Scan the entries below. List each line with "total".

--- Start of Records supplied ---

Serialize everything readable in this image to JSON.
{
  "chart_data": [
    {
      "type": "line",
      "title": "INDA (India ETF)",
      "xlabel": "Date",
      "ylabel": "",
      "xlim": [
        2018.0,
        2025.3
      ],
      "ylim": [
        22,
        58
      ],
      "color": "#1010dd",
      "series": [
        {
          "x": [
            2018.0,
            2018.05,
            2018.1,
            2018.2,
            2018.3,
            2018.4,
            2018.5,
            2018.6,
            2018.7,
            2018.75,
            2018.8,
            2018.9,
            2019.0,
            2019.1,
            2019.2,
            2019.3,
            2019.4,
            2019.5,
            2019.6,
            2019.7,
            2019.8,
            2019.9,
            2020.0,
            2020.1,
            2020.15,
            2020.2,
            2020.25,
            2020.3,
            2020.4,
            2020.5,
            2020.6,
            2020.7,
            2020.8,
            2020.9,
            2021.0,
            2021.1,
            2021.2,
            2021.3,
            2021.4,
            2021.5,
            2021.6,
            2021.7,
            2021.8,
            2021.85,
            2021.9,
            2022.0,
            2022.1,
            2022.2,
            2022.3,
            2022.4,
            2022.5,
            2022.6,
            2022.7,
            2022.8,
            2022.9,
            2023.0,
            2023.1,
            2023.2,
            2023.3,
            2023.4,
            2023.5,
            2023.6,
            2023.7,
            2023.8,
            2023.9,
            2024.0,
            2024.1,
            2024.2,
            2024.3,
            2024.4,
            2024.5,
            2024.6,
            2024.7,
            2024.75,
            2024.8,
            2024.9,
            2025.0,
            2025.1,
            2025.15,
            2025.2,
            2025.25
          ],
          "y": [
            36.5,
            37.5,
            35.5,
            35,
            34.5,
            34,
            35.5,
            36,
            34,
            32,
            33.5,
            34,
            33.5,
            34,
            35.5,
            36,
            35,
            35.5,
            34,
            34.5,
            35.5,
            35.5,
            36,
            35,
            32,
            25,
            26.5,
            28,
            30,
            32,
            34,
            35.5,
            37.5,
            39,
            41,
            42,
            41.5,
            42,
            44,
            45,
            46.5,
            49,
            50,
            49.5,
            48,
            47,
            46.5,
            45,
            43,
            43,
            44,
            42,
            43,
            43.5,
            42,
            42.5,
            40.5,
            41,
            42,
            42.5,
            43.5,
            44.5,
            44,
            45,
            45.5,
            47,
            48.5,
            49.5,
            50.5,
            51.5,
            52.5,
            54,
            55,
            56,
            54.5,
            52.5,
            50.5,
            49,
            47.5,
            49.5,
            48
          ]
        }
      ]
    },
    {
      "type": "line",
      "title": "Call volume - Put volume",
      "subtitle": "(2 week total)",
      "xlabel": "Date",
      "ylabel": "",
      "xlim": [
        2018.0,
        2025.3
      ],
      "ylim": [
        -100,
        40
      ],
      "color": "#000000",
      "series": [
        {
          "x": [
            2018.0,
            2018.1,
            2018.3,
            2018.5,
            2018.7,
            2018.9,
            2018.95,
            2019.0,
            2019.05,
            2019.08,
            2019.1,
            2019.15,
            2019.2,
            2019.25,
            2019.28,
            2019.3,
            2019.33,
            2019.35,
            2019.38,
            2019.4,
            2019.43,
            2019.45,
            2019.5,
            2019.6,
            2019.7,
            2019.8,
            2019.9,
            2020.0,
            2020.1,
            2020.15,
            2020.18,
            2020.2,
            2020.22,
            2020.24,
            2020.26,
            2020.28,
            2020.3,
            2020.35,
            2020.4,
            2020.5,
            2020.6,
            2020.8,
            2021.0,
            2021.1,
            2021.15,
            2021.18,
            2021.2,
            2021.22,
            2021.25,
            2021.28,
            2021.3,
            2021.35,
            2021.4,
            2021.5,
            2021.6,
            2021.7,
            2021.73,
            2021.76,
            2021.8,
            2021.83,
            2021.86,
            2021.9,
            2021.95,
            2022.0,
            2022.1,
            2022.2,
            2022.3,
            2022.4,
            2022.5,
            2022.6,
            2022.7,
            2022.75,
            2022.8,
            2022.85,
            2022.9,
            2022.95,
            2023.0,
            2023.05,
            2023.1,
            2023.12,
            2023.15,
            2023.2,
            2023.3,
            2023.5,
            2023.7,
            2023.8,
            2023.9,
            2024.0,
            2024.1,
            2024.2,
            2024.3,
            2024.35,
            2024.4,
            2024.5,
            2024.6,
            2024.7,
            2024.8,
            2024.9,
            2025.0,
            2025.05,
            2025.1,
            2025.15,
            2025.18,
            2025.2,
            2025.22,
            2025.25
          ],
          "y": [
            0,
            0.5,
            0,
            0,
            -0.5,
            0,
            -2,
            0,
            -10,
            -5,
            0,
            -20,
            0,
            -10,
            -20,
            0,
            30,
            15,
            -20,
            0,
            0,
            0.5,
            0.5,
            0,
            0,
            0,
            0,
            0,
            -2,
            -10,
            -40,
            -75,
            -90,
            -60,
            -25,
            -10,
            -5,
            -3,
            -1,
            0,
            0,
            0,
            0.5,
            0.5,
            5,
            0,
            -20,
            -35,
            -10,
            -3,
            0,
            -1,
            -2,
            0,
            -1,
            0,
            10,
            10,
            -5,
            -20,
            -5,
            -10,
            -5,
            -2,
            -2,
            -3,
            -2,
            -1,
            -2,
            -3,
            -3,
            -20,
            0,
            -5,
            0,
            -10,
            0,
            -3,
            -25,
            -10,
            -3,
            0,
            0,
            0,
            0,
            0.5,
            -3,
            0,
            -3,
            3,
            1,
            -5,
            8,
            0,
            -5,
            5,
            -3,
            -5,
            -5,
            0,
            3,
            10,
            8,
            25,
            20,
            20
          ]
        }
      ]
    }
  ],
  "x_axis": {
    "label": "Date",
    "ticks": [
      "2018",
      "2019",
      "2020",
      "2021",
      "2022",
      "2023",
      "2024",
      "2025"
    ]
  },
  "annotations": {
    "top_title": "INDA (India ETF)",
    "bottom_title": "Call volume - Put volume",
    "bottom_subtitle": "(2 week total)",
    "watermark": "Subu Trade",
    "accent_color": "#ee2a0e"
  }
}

--- End of Records supplied ---
--- Start of Records supplied ---

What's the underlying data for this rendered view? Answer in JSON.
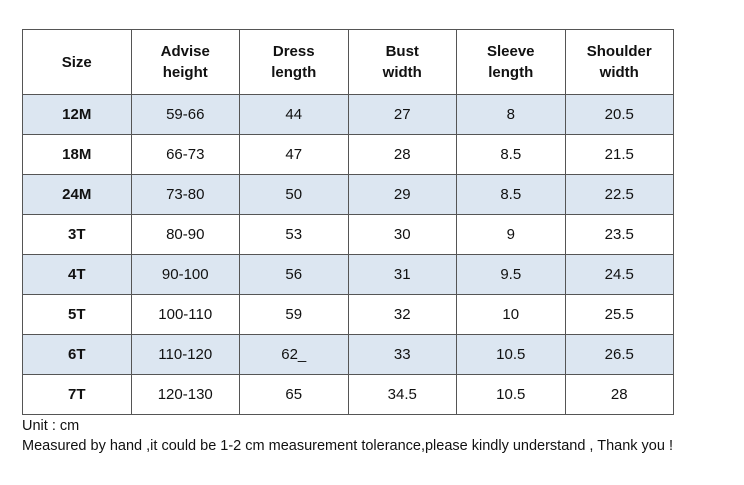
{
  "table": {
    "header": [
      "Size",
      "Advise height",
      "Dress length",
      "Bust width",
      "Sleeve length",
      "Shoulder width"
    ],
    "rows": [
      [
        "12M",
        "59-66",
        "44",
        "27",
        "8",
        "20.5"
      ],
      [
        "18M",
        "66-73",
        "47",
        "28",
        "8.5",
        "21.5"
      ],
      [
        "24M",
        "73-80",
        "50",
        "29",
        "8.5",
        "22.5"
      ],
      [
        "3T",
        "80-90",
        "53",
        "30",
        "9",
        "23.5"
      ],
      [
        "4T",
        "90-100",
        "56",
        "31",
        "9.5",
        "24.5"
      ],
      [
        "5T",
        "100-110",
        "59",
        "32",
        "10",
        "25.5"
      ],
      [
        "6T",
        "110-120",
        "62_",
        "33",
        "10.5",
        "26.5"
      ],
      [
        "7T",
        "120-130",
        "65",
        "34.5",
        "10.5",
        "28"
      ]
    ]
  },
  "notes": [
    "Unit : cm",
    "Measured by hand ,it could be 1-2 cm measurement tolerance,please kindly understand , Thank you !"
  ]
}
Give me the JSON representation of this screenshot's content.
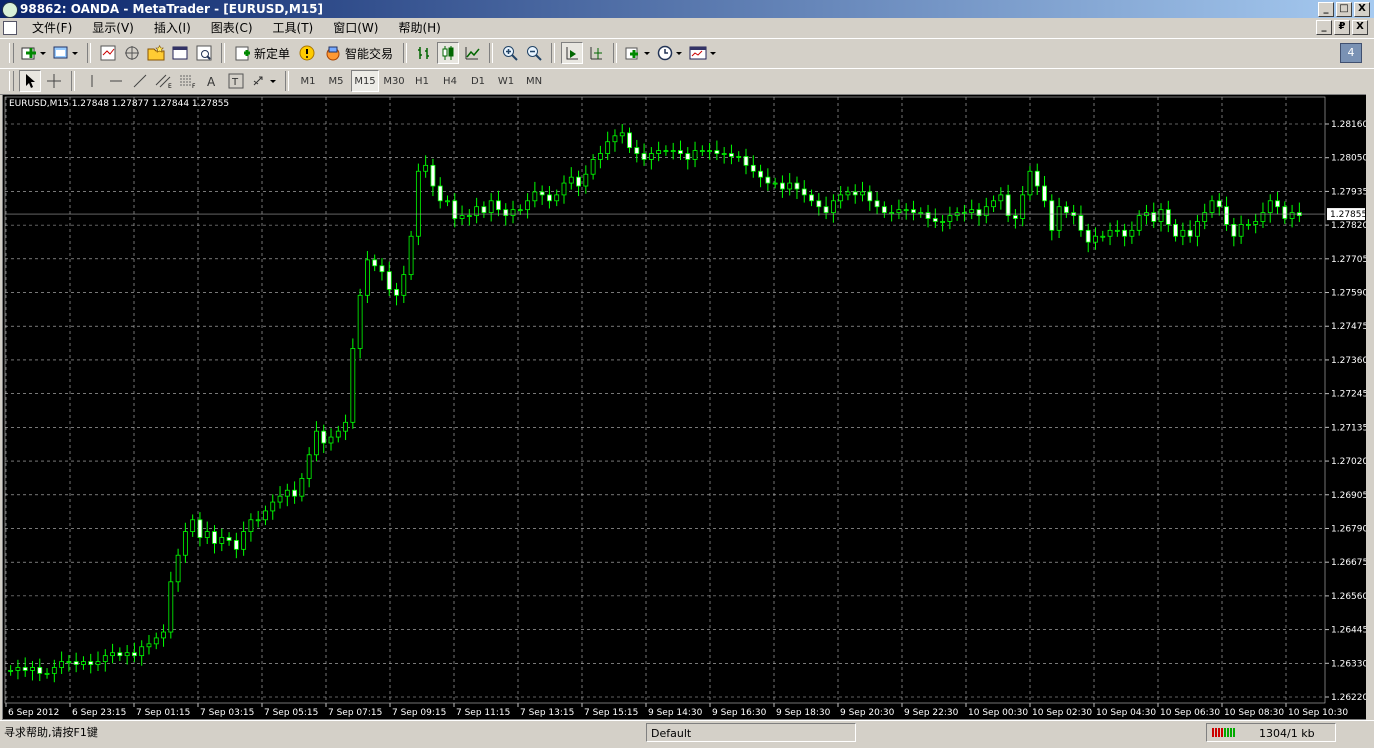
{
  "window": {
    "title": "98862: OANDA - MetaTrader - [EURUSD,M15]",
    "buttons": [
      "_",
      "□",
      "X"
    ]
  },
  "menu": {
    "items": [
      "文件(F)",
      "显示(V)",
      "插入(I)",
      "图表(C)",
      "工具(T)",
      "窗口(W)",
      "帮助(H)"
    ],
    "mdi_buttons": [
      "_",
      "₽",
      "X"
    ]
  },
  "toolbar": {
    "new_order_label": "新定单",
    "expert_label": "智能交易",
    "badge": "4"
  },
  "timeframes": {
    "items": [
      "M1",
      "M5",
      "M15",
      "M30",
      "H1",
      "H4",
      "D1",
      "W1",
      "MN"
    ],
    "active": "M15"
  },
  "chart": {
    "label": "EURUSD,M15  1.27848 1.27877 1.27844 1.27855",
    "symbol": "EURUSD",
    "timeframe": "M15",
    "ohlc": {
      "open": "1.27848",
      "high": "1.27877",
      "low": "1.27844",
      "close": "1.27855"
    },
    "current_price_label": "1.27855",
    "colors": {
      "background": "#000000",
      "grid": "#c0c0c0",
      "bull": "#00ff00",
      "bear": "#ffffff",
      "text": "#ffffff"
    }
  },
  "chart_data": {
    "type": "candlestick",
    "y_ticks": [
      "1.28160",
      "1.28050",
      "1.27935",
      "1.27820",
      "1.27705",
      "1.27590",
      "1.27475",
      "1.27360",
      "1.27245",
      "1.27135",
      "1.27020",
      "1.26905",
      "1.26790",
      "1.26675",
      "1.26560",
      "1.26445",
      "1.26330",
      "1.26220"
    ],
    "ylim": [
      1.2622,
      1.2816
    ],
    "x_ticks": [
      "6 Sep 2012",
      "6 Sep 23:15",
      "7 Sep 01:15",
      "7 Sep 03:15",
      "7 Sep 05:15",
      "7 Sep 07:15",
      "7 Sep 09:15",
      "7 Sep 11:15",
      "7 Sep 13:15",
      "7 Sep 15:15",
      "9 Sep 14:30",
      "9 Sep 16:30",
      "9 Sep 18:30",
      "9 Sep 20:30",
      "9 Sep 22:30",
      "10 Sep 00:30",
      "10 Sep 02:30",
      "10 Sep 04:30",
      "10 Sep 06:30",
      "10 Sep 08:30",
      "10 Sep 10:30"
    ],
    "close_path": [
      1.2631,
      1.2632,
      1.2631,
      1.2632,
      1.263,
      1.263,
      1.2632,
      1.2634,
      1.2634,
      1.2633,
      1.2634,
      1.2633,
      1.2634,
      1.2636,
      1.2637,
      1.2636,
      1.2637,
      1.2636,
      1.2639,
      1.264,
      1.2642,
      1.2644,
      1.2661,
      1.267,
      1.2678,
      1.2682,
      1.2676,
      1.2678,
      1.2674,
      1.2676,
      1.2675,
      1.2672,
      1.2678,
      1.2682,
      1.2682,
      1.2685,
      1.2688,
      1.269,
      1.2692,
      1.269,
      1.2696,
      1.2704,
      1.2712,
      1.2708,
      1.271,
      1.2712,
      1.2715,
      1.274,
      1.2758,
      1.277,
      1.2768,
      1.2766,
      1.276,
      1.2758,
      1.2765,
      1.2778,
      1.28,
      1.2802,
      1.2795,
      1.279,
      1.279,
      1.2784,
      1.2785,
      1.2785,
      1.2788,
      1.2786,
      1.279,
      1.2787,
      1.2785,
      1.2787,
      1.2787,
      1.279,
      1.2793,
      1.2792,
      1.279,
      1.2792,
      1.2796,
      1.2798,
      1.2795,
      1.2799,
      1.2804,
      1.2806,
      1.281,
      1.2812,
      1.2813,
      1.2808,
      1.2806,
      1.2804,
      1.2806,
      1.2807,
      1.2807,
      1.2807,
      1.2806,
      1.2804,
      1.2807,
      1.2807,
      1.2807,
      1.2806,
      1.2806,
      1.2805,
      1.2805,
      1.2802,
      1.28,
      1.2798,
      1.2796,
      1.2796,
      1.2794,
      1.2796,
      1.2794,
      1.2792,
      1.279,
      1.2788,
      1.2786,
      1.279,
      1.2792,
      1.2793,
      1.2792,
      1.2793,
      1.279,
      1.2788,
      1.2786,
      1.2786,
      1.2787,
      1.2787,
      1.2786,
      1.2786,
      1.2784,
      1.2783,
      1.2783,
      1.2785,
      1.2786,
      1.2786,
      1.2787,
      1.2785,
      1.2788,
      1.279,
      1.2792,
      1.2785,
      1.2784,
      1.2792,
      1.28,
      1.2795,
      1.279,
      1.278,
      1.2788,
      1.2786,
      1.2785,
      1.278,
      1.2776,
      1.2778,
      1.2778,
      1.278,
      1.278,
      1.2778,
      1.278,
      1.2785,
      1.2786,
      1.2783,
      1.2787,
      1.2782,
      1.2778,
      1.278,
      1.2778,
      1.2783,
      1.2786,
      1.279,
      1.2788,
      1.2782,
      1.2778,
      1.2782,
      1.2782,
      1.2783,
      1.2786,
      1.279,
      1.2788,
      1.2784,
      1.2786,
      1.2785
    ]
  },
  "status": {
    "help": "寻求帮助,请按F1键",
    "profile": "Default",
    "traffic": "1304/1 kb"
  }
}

--- End of Records supplied ---

Correct result:
      "subtitle": "(2 week total)",
    "bottom_subtitle": "(2 week total)",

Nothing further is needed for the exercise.